## Goal of the exercise
Find every line in the records below that holds the word "Help" and copy it.

[A run of records]
>>

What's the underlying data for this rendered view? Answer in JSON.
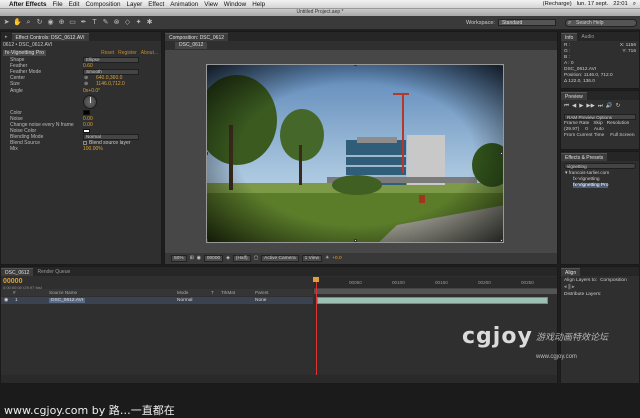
{
  "menubar": {
    "app": "After Effects",
    "items": [
      "File",
      "Edit",
      "Composition",
      "Layer",
      "Effect",
      "Animation",
      "View",
      "Window",
      "Help"
    ],
    "status": [
      "(Recharge)",
      "lun. 17 sept.",
      "22:01"
    ]
  },
  "document_title": "Untitled Project.aep *",
  "toolbar": {
    "workspace_label": "Workspace:",
    "workspace_value": "Standard",
    "search_placeholder": "Search Help"
  },
  "effect_controls": {
    "tab": "Effect Controls: DSC_0612.AVI",
    "header": "0612 • DSC_0612.AVI",
    "effect_name": "fx-Vignetting Pro",
    "links": [
      "Reset",
      "Register",
      "About..."
    ],
    "rows": [
      {
        "label": "Shape",
        "kind": "dropdown",
        "value": "Ellipse"
      },
      {
        "label": "Feather",
        "kind": "value",
        "value": "0.60"
      },
      {
        "label": "Feather Mode",
        "kind": "dropdown",
        "value": "Smooth"
      },
      {
        "label": "Center",
        "kind": "point",
        "value": "640.0,360.0"
      },
      {
        "label": "Size",
        "kind": "point",
        "value": "1146.0,712.0"
      },
      {
        "label": "Angle",
        "kind": "value",
        "value": "0x+0.0°"
      }
    ],
    "rows2": [
      {
        "label": "Color",
        "kind": "swatch",
        "color": "#000000"
      },
      {
        "label": "Noise",
        "kind": "value",
        "value": "0.00"
      },
      {
        "label": "Change noise every N frame",
        "kind": "value",
        "value": "0.00"
      },
      {
        "label": "Noise Color",
        "kind": "swatch",
        "color": "#ffffff"
      },
      {
        "label": "Blending Mode",
        "kind": "dropdown",
        "value": "Normal"
      },
      {
        "label": "Blend Source",
        "kind": "checkbox",
        "value": "Blend source layer"
      },
      {
        "label": "Mix",
        "kind": "value",
        "value": "100.00%"
      }
    ]
  },
  "composition": {
    "tab": "Composition: DSC_0612",
    "subtab": "DSC_0612",
    "viewer_bar": [
      "50%",
      "00000",
      "(Half)",
      "Active Camera",
      "1 View",
      "+0.0"
    ]
  },
  "info": {
    "tabs": [
      "Info",
      "Audio"
    ],
    "lines": [
      "R :",
      "G :",
      "B :",
      "A : 0",
      "DSC_0612.AVI",
      "Position: 1146.0, 712.0",
      "Δ 122.0, 136.0"
    ],
    "coords": [
      "X: 1156",
      "Y: 716"
    ]
  },
  "preview": {
    "tab": "Preview",
    "controls": [
      "⏮",
      "◀",
      "▶",
      "▶▶",
      "⏭",
      "🔊",
      "↻"
    ],
    "mode": "RAM Preview Options",
    "labels": [
      "Frame Rate",
      "Skip",
      "Resolution"
    ],
    "values": [
      "(29.97)",
      "0",
      "Auto"
    ],
    "options": [
      "From Current Time",
      "Full Screen"
    ]
  },
  "effects_presets": {
    "tab": "Effects & Presets",
    "search": "vignetting",
    "tree": [
      "▾ francois-tarlier.com",
      "fx-Vignetting",
      "fx-Vignetting Pro"
    ]
  },
  "timeline": {
    "tabs": [
      "DSC_0612",
      "Render Queue"
    ],
    "time": "00000",
    "timesub": "0:00:00:00 (29.97 fps)",
    "columns": [
      "#",
      "Source Name",
      "Mode",
      "T",
      "TrkMat",
      "Parent"
    ],
    "layer": {
      "index": "1",
      "name": "DSC_0612.AVI",
      "mode": "Normal",
      "parent": "None"
    },
    "ruler": [
      "00050",
      "00100",
      "00150",
      "00200",
      "00250"
    ]
  },
  "align": {
    "tab": "Align",
    "lines": [
      "Align Layers to:",
      "Composition",
      "Distribute Layers:"
    ]
  },
  "footer": {
    "credit": "www.cgjoy.com by 路…一直都在",
    "logo": "cgjoy",
    "logo_cn": "游戏动画特效论坛",
    "logo_url": "www.cgjoy.com"
  },
  "colors": {
    "accent": "#d9a23a",
    "cti": "#dd3333",
    "layer_bar": "#9ebfb4"
  }
}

<<

## Solution for this problem
      "Help"
    "search_placeholder": "Search Help"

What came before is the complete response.